» **PROBLEM TO WORK ON**
Your task is to copy the listing exactly, with the pictures left out.

----

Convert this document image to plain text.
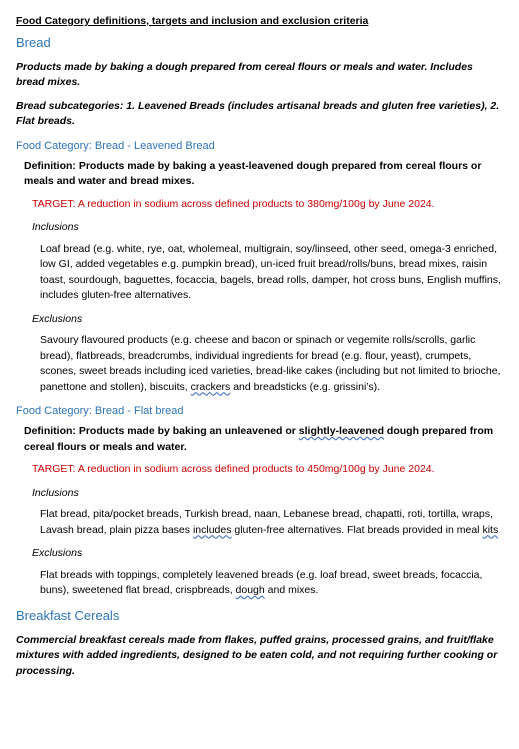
Food Category definitions, targets and inclusion and exclusion criteria

Bread

Products made by baking a dough prepared from cereal flours or meals and water. Includes bread mixes.

Bread subcategories: 1. Leavened Breads (includes artisanal breads and gluten free varieties), 2. Flat breads.

Food Category: Bread - Leavened Bread

Definition: Products made by baking a yeast-leavened dough prepared from cereal flours or meals and water and bread mixes.

TARGET: A reduction in sodium across defined products to 380mg/100g by June 2024.

Inclusions

Loaf bread (e.g. white, rye, oat, wholemeal, multigrain, soy/linseed, other seed, omega-3 enriched, low GI, added vegetables e.g. pumpkin bread), un-iced fruit bread/rolls/buns, bread mixes, raisin toast, sourdough, baguettes, focaccia, bagels, bread rolls, damper, hot cross buns, English muffins, includes gluten-free alternatives.

Exclusions

Savoury flavoured products (e.g. cheese and bacon or spinach or vegemite rolls/scrolls, garlic bread), flatbreads, breadcrumbs, individual ingredients for bread (e.g. flour, yeast), crumpets, scones, sweet breads including iced varieties, bread-like cakes (including but not limited to brioche, panettone and stollen), biscuits, crackers and breadsticks (e.g. grissini’s).

Food Category: Bread - Flat bread

Definition: Products made by baking an unleavened or slightly-leavened dough prepared from cereal flours or meals and water.

TARGET: A reduction in sodium across defined products to 450mg/100g by June 2024.

Inclusions

Flat bread, pita/pocket breads, Turkish bread, naan, Lebanese bread, chapatti, roti, tortilla, wraps, Lavash bread, plain pizza bases includes gluten-free alternatives. Flat breads provided in meal kits

Exclusions

Flat breads with toppings, completely leavened breads (e.g. loaf bread, sweet breads, focaccia, buns), sweetened flat bread, crispbreads, dough and mixes.

Breakfast Cereals

Commercial breakfast cereals made from flakes, puffed grains, processed grains, and fruit/flake mixtures with added ingredients, designed to be eaten cold, and not requiring further cooking or processing.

----

» **OUTPUT BELOW**
Convert this document image to plain text.
Food Category definitions, targets and inclusion and exclusion criteria

Bread

Products made by baking a dough prepared from cereal flours or meals and water. Includes bread mixes.

Bread subcategories: 1. Leavened Breads (includes artisanal breads and gluten free varieties), 2. Flat breads.

Food Category: Bread - Leavened Bread

Definition: Products made by baking a yeast-leavened dough prepared from cereal flours or meals and water and bread mixes.

TARGET: A reduction in sodium across defined products to 380mg/100g by June 2024.

Inclusions

Loaf bread (e.g. white, rye, oat, wholemeal, multigrain, soy/linseed, other seed, omega-3 enriched, low GI, added vegetables e.g. pumpkin bread), un-iced fruit bread/rolls/buns, bread mixes, raisin toast, sourdough, baguettes, focaccia, bagels, bread rolls, damper, hot cross buns, English muffins, includes gluten-free alternatives.

Exclusions

Savoury flavoured products (e.g. cheese and bacon or spinach or vegemite rolls/scrolls, garlic bread), flatbreads, breadcrumbs, individual ingredients for bread (e.g. flour, yeast), crumpets, scones, sweet breads including iced varieties, bread-like cakes (including but not limited to brioche, panettone and stollen), biscuits, crackers and breadsticks (e.g. grissini’s).

Food Category: Bread - Flat bread

Definition: Products made by baking an unleavened or slightly-leavened dough prepared from cereal flours or meals and water.

TARGET: A reduction in sodium across defined products to 450mg/100g by June 2024.

Inclusions

Flat bread, pita/pocket breads, Turkish bread, naan, Lebanese bread, chapatti, roti, tortilla, wraps, Lavash bread, plain pizza bases includes gluten-free alternatives. Flat breads provided in meal kits

Exclusions

Flat breads with toppings, completely leavened breads (e.g. loaf bread, sweet breads, focaccia, buns), sweetened flat bread, crispbreads, dough and mixes.

Breakfast Cereals

Commercial breakfast cereals made from flakes, puffed grains, processed grains, and fruit/flake mixtures with added ingredients, designed to be eaten cold, and not requiring further cooking or processing.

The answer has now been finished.